What you are asked to do -
Repeat the lines from the one containing "candle-body [264, 189, 271, 217]" to the one containing "tab-label[interactable]: MA [138, 941, 156, 955]", swapping each "sidebar-tab" for "side-tab" and leaving everything else as it is.

+ + + + + + +

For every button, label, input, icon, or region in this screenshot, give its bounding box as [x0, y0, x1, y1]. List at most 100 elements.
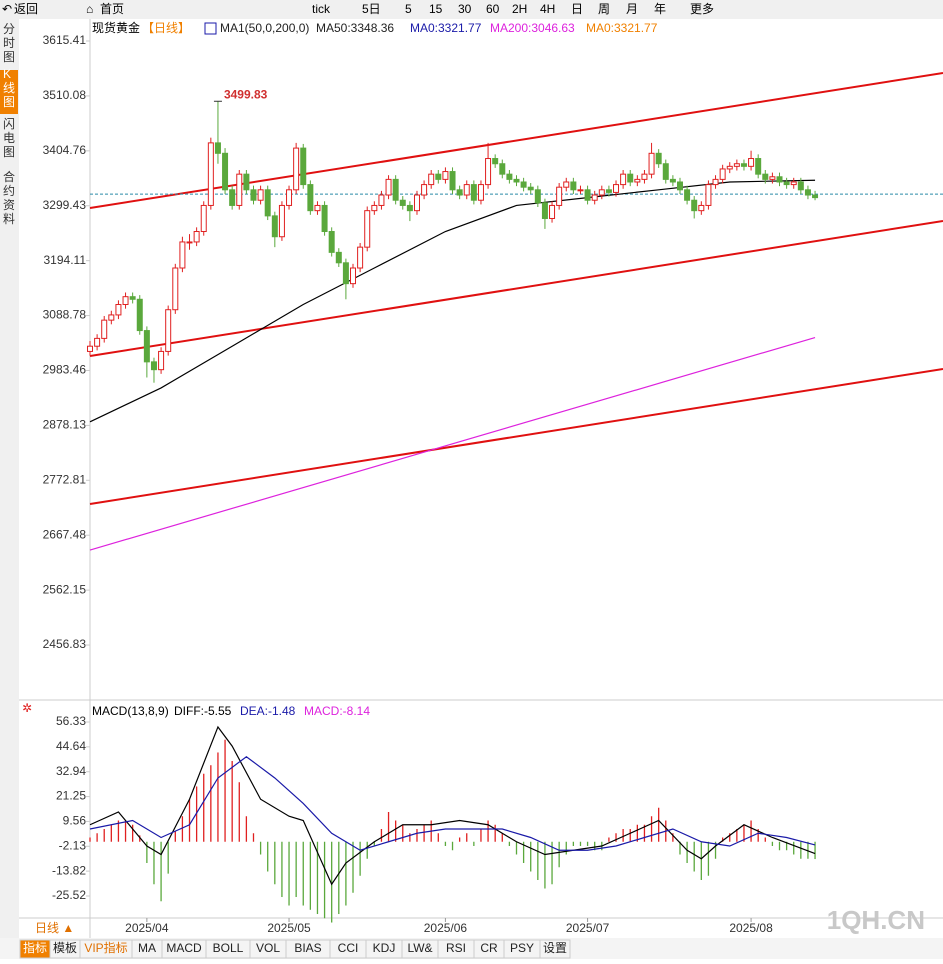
candle-body [264, 189, 271, 217]
sidebar-tab[interactable]: 线 [3, 81, 15, 95]
candle-body [307, 184, 314, 212]
sidebar-tab[interactable]: 合 [3, 169, 15, 184]
sidebar-tab[interactable]: 图 [3, 95, 15, 109]
candle-body [456, 189, 463, 196]
sidebar-tab[interactable]: 时 [3, 36, 15, 50]
tab-label[interactable]: RSI [446, 941, 466, 955]
candle-body [314, 204, 321, 212]
toolbar-button[interactable]: 更多 [690, 2, 714, 16]
candle-body [286, 189, 293, 206]
tab-label[interactable]: 模板 [53, 941, 77, 955]
tab-label[interactable]: CR [480, 941, 498, 955]
candle-body [236, 173, 243, 206]
toolbar-button[interactable]: 返回 [14, 2, 38, 16]
candle-body [577, 189, 584, 192]
candle-body [321, 204, 328, 233]
y-tick-label: 2562.15 [43, 582, 87, 596]
tab-label[interactable]: KDJ [373, 941, 396, 955]
y-tick-label: 32.94 [56, 764, 86, 778]
legend-entry: MA0:3321.77 [410, 21, 482, 35]
candle-body [627, 173, 634, 183]
candle-body [406, 204, 413, 212]
macd-legend: MACD:-8.14 [304, 704, 370, 718]
tab-label[interactable]: BIAS [294, 941, 321, 955]
tab-label[interactable]: PSY [510, 941, 534, 955]
toolbar-button[interactable]: 5日 [362, 2, 381, 16]
tab-label[interactable]: BOLL [213, 941, 244, 955]
period-select[interactable]: 日线 ▲ [35, 921, 74, 935]
y-tick-label: 3194.11 [44, 253, 87, 267]
sidebar-tab[interactable]: 图 [3, 145, 15, 159]
candle-body [222, 152, 229, 191]
candle-body [570, 181, 577, 191]
y-tick-label: 2878.13 [43, 418, 87, 432]
toolbar-button[interactable]: 年 [654, 2, 666, 16]
toolbar-button[interactable]: 日 [571, 2, 583, 16]
candle-body [229, 189, 236, 206]
toolbar-button[interactable]: 15 [429, 2, 443, 16]
sidebar-tab[interactable]: K [3, 67, 11, 81]
candle-body [783, 181, 790, 186]
sidebar-tab[interactable]: 料 [3, 212, 15, 226]
tab-label[interactable]: VIP指标 [84, 940, 127, 955]
toolbar-button[interactable]: 首页 [100, 2, 124, 16]
tab-label[interactable]: MA [138, 941, 156, 955]
tab-label[interactable]: LW& [407, 941, 432, 955]
tab-label[interactable]: VOL [256, 941, 280, 955]
candle-body [740, 163, 747, 167]
toolbar-button[interactable]: 30 [458, 2, 472, 16]
settings-icon[interactable]: ✲ [22, 701, 32, 715]
candle-body [676, 181, 683, 191]
legend-entry: MA0:3321.77 [586, 21, 658, 35]
sidebar-tab[interactable]: 分 [3, 22, 15, 36]
toolbar-button[interactable]: 周 [598, 2, 610, 16]
x-tick-label: 2025/06 [424, 921, 468, 935]
candle-body [186, 241, 193, 244]
candle-body [470, 184, 477, 201]
tab-label[interactable]: MACD [166, 941, 202, 955]
toolbar-button[interactable]: 4H [540, 2, 555, 16]
tab-label[interactable]: CCI [338, 941, 359, 955]
candle-body [534, 189, 541, 204]
toolbar-icon[interactable]: ↶ [2, 2, 12, 16]
sidebar-tab[interactable]: 约 [3, 183, 15, 198]
sidebar-tab[interactable]: 闪 [3, 117, 15, 131]
y-tick-label: -2.13 [59, 838, 87, 852]
candle-body [520, 181, 527, 188]
sidebar-tab[interactable]: 电 [3, 131, 15, 145]
toolbar-button[interactable]: 2H [512, 2, 527, 16]
candle-body [527, 186, 534, 191]
toolbar-button[interactable]: 5 [405, 2, 412, 16]
candle-body [492, 158, 499, 165]
sidebar-tab[interactable]: 图 [3, 50, 15, 64]
sidebar-tab[interactable]: 资 [3, 198, 15, 212]
period: 【日线】 [142, 21, 190, 35]
candle-body [342, 262, 349, 285]
y-tick-label: -13.82 [52, 863, 86, 877]
y-tick-label: 44.64 [56, 739, 86, 753]
candle-body [94, 337, 101, 347]
toolbar-button[interactable]: tick [312, 2, 331, 16]
toolbar-icon[interactable]: ⌂ [86, 2, 93, 16]
candle-body [428, 173, 435, 186]
indicator-line [89, 725, 816, 886]
toolbar-button[interactable]: 60 [486, 2, 500, 16]
tab-label[interactable]: 指标 [23, 940, 47, 955]
tab-label[interactable]: 设置 [543, 941, 567, 955]
candle-body [385, 178, 392, 196]
candle-body [243, 173, 250, 191]
candle-body [613, 184, 620, 193]
candle-body [691, 199, 698, 212]
candle-body [136, 298, 143, 332]
candle-body [591, 194, 598, 201]
candle-body [648, 152, 655, 175]
candle-body [769, 176, 776, 180]
candle-body [193, 231, 200, 243]
y-tick-label: 3299.43 [43, 198, 87, 212]
tab[interactable] [539, 939, 571, 959]
y-tick-label: -25.52 [52, 888, 86, 902]
toolbar-button[interactable]: 月 [626, 2, 638, 16]
candle-body [364, 210, 371, 248]
candle-body [214, 142, 221, 154]
candle-body [556, 186, 563, 206]
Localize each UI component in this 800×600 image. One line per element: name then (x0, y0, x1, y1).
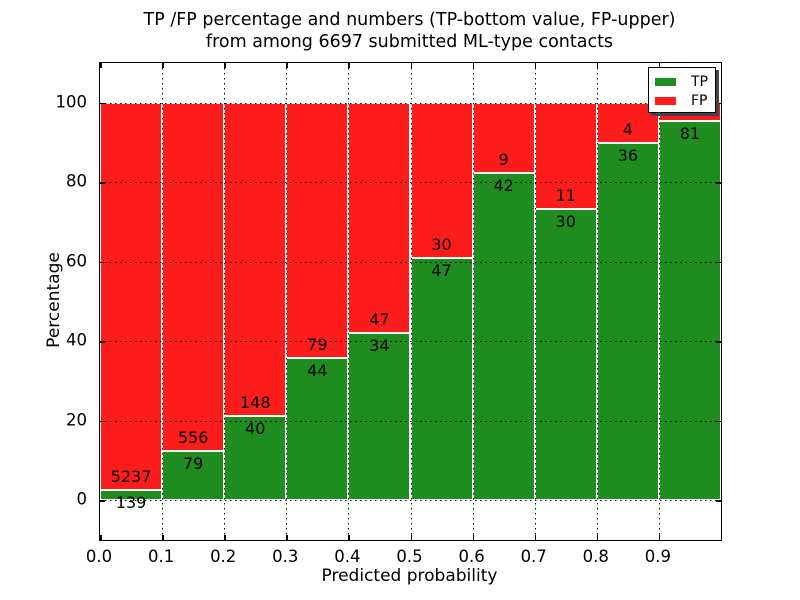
x-tick-label: 0.5 (396, 547, 423, 566)
fp-bar (162, 102, 225, 451)
fp-swatch-icon (655, 96, 676, 105)
legend-label-fp: FP (691, 92, 708, 109)
tp-bar (534, 209, 597, 501)
fp-bar (224, 102, 287, 416)
tp-bar (348, 333, 411, 501)
y-tick-label: 40 (66, 330, 87, 350)
tp-swatch-icon (655, 77, 676, 86)
legend-entry-fp: FP (655, 91, 715, 110)
tp-bar (162, 450, 225, 501)
x-tick-label: 0.9 (644, 547, 672, 566)
x-tick-label: 0.6 (458, 547, 485, 566)
x-tick-label: 0.8 (582, 547, 609, 566)
tp-bar (286, 358, 349, 501)
x-tick-label: 0.1 (147, 547, 175, 566)
fp-bar (472, 102, 535, 173)
legend: TP FP (648, 67, 716, 113)
x-tick-label: 0.3 (272, 547, 299, 566)
y-tick-label: 100 (55, 92, 88, 112)
tp-bar (658, 121, 721, 501)
legend-entry-tp: TP (655, 72, 715, 91)
fp-bar (410, 102, 473, 258)
x-tick-label: 0.7 (520, 547, 547, 566)
fp-bar (348, 102, 411, 334)
tp-bar (224, 415, 287, 501)
chart-title-line1: TP /FP percentage and numbers (TP-bottom… (143, 10, 676, 30)
x-tick-label: 0.0 (85, 547, 113, 566)
y-tick-label: 0 (76, 489, 88, 509)
y-tick-label: 60 (66, 251, 87, 271)
y-tick-label: 20 (66, 410, 87, 430)
tp-bar (596, 142, 659, 501)
fp-bar (286, 102, 349, 359)
fp-bar (534, 102, 597, 210)
bars-layer (100, 63, 721, 540)
tp-bar (472, 172, 535, 501)
y-axis-label: Percentage (44, 252, 64, 348)
legend-label-tp: TP (691, 73, 708, 90)
chart-title-line2: from among 6697 submitted ML-type contac… (205, 31, 614, 52)
chart-title: TP /FP percentage and numbers (TP-bottom… (99, 10, 720, 53)
x-axis-label: Predicted probability (321, 566, 498, 586)
x-tick-label: 0.2 (210, 547, 237, 566)
tp-bar (100, 489, 163, 501)
fp-bar (100, 102, 163, 490)
tp-bar (410, 257, 473, 501)
x-tick-label: 0.4 (334, 547, 361, 566)
plot-area: 5237 139 556 79 148 40 79 44 47 34 30 47 9 42 11 30 4 36 8… (99, 62, 722, 541)
y-tick-label: 80 (66, 171, 87, 191)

+ + + + + + +

Answer in full -
candle-body [264, 189, 271, 217]
side-tab[interactable]: 线 [3, 81, 15, 95]
candle-body [307, 184, 314, 212]
side-tab[interactable]: 合 [3, 169, 15, 184]
side-tab[interactable]: 图 [3, 95, 15, 109]
candle-body [456, 189, 463, 196]
side-tab[interactable]: 时 [3, 36, 15, 50]
tab-label[interactable]: RSI [446, 941, 466, 955]
candle-body [314, 204, 321, 212]
toolbar-button[interactable]: 更多 [690, 2, 714, 16]
candle-body [286, 189, 293, 206]
tab-label[interactable]: 模板 [53, 941, 77, 955]
tab-label[interactable]: CR [480, 941, 498, 955]
candle-body [236, 173, 243, 206]
toolbar-button[interactable]: 返回 [14, 2, 38, 16]
candle-body [577, 189, 584, 192]
candle-body [321, 204, 328, 233]
y-tick-label: 2562.15 [43, 582, 87, 596]
tab-label[interactable]: KDJ [373, 941, 396, 955]
y-tick-label: 32.94 [56, 764, 86, 778]
legend-entry: MA0:3321.77 [410, 21, 482, 35]
candle-body [627, 173, 634, 183]
candle-body [406, 204, 413, 212]
macd-legend: MACD:-8.14 [304, 704, 370, 718]
tab-label[interactable]: BIAS [294, 941, 321, 955]
tab-label[interactable]: PSY [510, 941, 534, 955]
toolbar-button[interactable]: 5日 [362, 2, 381, 16]
tab-label[interactable]: BOLL [213, 941, 244, 955]
period-select[interactable]: 日线 ▲ [35, 921, 74, 935]
y-tick-label: 3194.11 [44, 253, 87, 267]
side-tab[interactable]: 图 [3, 145, 15, 159]
candle-body [222, 152, 229, 191]
candle-body [570, 181, 577, 191]
y-tick-label: 2878.13 [43, 418, 87, 432]
toolbar-button[interactable]: 年 [654, 2, 666, 16]
toolbar-button[interactable]: 日 [571, 2, 583, 16]
candle-body [229, 189, 236, 206]
toolbar-button[interactable]: 15 [429, 2, 443, 16]
side-tab[interactable]: K [3, 67, 11, 81]
candle-body [783, 181, 790, 186]
side-tab[interactable]: 料 [3, 212, 15, 226]
tab-label[interactable]: VIP指标 [84, 940, 127, 955]
toolbar-button[interactable]: 首页 [100, 2, 124, 16]
tab-label[interactable]: MA [138, 941, 156, 955]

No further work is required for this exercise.